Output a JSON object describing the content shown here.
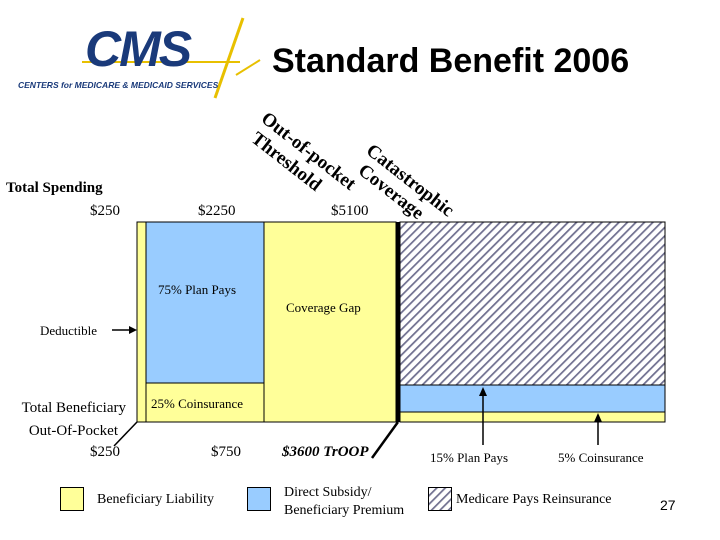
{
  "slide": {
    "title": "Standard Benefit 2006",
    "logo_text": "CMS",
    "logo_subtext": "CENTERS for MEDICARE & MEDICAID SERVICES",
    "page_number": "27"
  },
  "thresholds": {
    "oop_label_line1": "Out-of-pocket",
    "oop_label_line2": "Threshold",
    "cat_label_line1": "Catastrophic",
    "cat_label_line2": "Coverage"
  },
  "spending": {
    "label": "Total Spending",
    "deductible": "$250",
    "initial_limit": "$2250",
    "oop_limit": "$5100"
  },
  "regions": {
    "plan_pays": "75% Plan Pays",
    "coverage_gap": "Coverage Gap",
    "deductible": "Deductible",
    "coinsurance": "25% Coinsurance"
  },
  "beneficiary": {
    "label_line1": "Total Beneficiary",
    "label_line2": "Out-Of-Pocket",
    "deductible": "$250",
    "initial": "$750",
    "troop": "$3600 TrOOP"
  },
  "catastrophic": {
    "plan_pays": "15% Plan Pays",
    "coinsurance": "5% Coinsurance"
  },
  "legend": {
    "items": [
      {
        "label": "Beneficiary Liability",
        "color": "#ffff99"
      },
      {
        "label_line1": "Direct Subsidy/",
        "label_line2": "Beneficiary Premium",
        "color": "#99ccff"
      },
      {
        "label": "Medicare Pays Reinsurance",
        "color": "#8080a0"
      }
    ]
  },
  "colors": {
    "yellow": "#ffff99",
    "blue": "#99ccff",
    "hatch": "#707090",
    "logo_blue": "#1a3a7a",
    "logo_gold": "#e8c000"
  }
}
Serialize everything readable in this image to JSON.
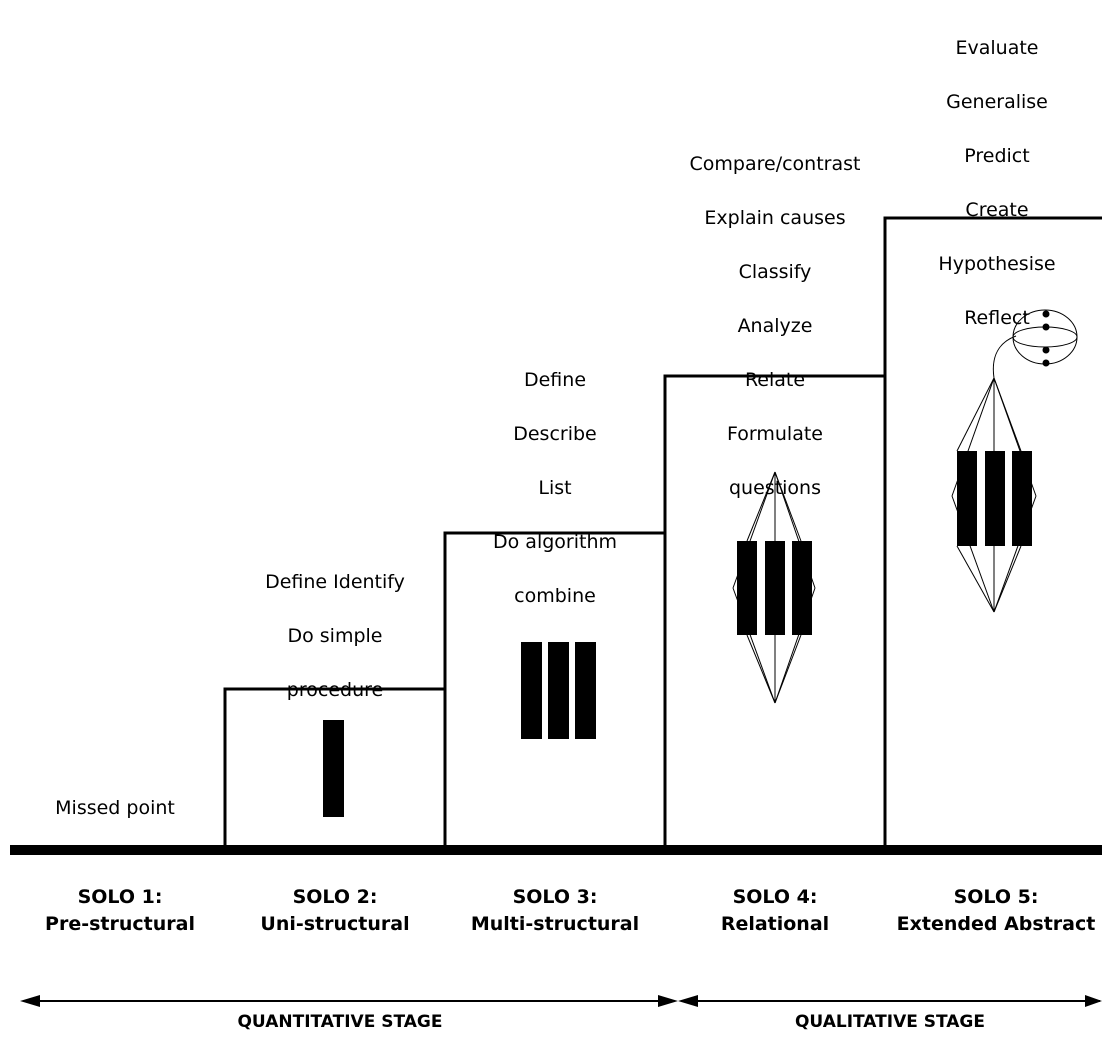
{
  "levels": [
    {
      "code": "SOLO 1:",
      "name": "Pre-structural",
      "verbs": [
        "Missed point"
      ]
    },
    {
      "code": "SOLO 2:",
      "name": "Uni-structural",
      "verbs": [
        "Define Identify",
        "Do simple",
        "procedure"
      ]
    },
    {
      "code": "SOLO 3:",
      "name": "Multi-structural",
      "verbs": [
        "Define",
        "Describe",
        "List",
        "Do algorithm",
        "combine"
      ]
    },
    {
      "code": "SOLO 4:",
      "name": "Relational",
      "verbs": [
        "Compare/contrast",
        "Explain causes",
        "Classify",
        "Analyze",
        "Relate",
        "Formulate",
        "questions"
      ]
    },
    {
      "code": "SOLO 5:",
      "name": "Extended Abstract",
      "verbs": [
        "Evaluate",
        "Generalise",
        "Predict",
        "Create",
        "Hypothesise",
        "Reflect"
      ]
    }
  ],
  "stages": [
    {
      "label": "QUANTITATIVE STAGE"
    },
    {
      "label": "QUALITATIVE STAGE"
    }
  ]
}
* * *
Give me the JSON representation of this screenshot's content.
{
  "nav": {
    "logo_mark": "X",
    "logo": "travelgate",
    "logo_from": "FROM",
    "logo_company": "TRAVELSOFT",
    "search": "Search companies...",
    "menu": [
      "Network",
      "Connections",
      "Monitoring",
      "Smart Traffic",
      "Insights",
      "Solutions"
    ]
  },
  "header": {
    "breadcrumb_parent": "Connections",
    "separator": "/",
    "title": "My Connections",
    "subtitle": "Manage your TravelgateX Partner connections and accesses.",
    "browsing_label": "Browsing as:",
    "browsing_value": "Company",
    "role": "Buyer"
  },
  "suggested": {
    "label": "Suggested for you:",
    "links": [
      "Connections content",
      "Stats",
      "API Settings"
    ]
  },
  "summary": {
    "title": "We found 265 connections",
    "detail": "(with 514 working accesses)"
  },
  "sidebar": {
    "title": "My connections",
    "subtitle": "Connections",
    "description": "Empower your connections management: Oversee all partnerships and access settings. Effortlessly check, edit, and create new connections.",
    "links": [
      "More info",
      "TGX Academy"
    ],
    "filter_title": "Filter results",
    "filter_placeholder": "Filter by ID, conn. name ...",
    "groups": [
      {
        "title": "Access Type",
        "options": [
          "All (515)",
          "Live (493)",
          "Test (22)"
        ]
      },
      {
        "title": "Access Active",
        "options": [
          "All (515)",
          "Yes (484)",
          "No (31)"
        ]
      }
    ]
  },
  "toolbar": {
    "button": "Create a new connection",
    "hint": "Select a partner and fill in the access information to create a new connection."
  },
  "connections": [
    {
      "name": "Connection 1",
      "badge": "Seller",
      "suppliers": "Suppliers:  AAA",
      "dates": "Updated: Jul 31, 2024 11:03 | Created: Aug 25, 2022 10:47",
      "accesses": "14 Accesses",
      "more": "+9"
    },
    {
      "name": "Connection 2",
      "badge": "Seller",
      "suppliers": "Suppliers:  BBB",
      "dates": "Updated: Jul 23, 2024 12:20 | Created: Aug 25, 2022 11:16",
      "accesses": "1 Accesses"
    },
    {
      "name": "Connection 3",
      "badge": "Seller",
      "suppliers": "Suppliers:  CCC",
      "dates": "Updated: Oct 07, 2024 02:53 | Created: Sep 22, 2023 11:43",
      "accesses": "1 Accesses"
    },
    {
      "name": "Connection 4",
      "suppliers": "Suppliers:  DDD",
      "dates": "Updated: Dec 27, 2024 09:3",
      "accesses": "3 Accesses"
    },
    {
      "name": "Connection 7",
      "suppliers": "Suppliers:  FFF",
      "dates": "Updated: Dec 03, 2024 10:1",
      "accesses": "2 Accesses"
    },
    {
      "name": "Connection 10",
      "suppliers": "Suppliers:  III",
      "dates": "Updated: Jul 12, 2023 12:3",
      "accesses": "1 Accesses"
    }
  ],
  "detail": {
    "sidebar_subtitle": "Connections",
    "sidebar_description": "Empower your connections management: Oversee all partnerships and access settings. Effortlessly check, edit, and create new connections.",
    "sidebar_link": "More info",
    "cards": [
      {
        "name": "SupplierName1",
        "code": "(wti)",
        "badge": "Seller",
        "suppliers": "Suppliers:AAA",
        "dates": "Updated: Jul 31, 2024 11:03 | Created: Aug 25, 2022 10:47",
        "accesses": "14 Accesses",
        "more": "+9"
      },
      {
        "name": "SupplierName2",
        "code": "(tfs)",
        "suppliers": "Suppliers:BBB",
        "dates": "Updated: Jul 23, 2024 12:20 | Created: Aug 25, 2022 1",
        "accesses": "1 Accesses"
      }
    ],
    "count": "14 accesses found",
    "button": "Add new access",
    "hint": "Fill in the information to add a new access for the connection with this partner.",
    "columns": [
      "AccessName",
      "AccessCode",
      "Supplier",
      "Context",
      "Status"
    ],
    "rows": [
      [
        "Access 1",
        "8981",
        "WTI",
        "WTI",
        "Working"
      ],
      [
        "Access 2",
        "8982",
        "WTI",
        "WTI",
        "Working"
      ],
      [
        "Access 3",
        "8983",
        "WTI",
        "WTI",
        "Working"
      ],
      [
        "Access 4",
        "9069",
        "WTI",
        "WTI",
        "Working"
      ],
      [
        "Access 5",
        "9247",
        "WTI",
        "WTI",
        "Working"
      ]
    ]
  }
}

WORK TO COMPLETE >> Copy each line above that contains the string "SOLO".

SOLVED EXERCISE >>
      "code": "SOLO 1:",
      "code": "SOLO 2:",
      "code": "SOLO 3:",
      "code": "SOLO 4:",
      "code": "SOLO 5:",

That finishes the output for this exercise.